━━━ Information given

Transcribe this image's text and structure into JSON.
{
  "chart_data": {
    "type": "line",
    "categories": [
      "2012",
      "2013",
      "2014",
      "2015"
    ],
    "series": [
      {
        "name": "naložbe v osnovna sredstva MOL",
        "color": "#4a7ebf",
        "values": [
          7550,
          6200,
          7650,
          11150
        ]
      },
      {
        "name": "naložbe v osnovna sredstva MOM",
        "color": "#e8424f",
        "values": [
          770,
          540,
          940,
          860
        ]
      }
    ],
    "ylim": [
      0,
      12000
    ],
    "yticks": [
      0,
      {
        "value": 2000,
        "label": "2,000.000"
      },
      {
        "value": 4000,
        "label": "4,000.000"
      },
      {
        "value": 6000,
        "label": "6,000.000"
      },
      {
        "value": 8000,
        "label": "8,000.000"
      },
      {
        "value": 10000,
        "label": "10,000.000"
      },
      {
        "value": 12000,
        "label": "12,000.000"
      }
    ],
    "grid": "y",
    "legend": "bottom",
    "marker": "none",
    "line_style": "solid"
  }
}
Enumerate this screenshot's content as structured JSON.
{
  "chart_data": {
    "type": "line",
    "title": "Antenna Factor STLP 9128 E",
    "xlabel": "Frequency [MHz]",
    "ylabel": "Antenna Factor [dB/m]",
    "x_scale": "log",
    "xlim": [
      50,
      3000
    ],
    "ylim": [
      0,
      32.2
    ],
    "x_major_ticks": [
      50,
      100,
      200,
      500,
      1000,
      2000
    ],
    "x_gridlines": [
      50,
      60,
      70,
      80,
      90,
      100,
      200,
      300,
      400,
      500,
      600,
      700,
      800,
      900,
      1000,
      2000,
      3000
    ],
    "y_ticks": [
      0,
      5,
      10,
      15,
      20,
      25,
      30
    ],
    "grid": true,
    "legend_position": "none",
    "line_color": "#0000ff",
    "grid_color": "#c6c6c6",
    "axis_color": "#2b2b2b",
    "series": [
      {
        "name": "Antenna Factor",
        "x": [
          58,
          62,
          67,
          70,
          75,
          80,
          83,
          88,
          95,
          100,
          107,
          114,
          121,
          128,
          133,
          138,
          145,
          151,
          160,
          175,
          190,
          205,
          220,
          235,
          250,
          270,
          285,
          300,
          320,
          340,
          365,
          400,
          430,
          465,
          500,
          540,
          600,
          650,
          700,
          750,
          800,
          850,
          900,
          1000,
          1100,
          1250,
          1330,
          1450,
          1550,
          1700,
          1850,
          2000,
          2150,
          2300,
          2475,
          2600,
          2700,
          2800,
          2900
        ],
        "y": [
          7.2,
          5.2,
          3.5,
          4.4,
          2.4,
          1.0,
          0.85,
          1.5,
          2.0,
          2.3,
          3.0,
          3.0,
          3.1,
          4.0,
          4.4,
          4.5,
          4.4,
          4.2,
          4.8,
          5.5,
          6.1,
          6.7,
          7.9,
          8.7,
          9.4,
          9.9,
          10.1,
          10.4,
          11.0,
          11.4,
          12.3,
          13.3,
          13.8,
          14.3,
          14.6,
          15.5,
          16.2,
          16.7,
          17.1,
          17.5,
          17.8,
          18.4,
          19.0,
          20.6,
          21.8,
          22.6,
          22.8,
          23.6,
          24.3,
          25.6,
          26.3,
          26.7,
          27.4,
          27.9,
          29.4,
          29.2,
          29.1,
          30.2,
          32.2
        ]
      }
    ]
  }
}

━━━━━━

** Exercise details **
Using the listing above, reproduce each line without omission.

** Expected answer **
Transcribe this image's text and structure into JSON.
{
  "chart_data": {
    "type": "line",
    "categories": [
      "2012",
      "2013",
      "2014",
      "2015"
    ],
    "series": [
      {
        "name": "naložbe v osnovna sredstva MOL",
        "color": "#4a7ebf",
        "values": [
          7550,
          6200,
          7650,
          11150
        ]
      },
      {
        "name": "naložbe v osnovna sredstva MOM",
        "color": "#e8424f",
        "values": [
          770,
          540,
          940,
          860
        ]
      }
    ],
    "ylim": [
      0,
      12000
    ],
    "yticks": [
      0,
      {
        "value": 2000,
        "label": "2,000.000"
      },
      {
        "value": 4000,
        "label": "4,000.000"
      },
      {
        "value": 6000,
        "label": "6,000.000"
      },
      {
        "value": 8000,
        "label": "8,000.000"
      },
      {
        "value": 10000,
        "label": "10,000.000"
      },
      {
        "value": 12000,
        "label": "12,000.000"
      }
    ],
    "grid": "y",
    "legend": "bottom",
    "marker": "none",
    "line_style": "solid"
  }
}
Enumerate this screenshot's content as structured JSON.
{
  "chart_data": {
    "type": "line",
    "title": "Antenna Factor STLP 9128 E",
    "xlabel": "Frequency [MHz]",
    "ylabel": "Antenna Factor [dB/m]",
    "x_scale": "log",
    "xlim": [
      50,
      3000
    ],
    "ylim": [
      0,
      32.2
    ],
    "x_major_ticks": [
      50,
      100,
      200,
      500,
      1000,
      2000
    ],
    "x_gridlines": [
      50,
      60,
      70,
      80,
      90,
      100,
      200,
      300,
      400,
      500,
      600,
      700,
      800,
      900,
      1000,
      2000,
      3000
    ],
    "y_ticks": [
      0,
      5,
      10,
      15,
      20,
      25,
      30
    ],
    "grid": true,
    "legend_position": "none",
    "line_color": "#0000ff",
    "grid_color": "#c6c6c6",
    "axis_color": "#2b2b2b",
    "series": [
      {
        "name": "Antenna Factor",
        "x": [
          58,
          62,
          67,
          70,
          75,
          80,
          83,
          88,
          95,
          100,
          107,
          114,
          121,
          128,
          133,
          138,
          145,
          151,
          160,
          175,
          190,
          205,
          220,
          235,
          250,
          270,
          285,
          300,
          320,
          340,
          365,
          400,
          430,
          465,
          500,
          540,
          600,
          650,
          700,
          750,
          800,
          850,
          900,
          1000,
          1100,
          1250,
          1330,
          1450,
          1550,
          1700,
          1850,
          2000,
          2150,
          2300,
          2475,
          2600,
          2700,
          2800,
          2900
        ],
        "y": [
          7.2,
          5.2,
          3.5,
          4.4,
          2.4,
          1.0,
          0.85,
          1.5,
          2.0,
          2.3,
          3.0,
          3.0,
          3.1,
          4.0,
          4.4,
          4.5,
          4.4,
          4.2,
          4.8,
          5.5,
          6.1,
          6.7,
          7.9,
          8.7,
          9.4,
          9.9,
          10.1,
          10.4,
          11.0,
          11.4,
          12.3,
          13.3,
          13.8,
          14.3,
          14.6,
          15.5,
          16.2,
          16.7,
          17.1,
          17.5,
          17.8,
          18.4,
          19.0,
          20.6,
          21.8,
          22.6,
          22.8,
          23.6,
          24.3,
          25.6,
          26.3,
          26.7,
          27.4,
          27.9,
          29.4,
          29.2,
          29.1,
          30.2,
          32.2
        ]
      }
    ]
  }
}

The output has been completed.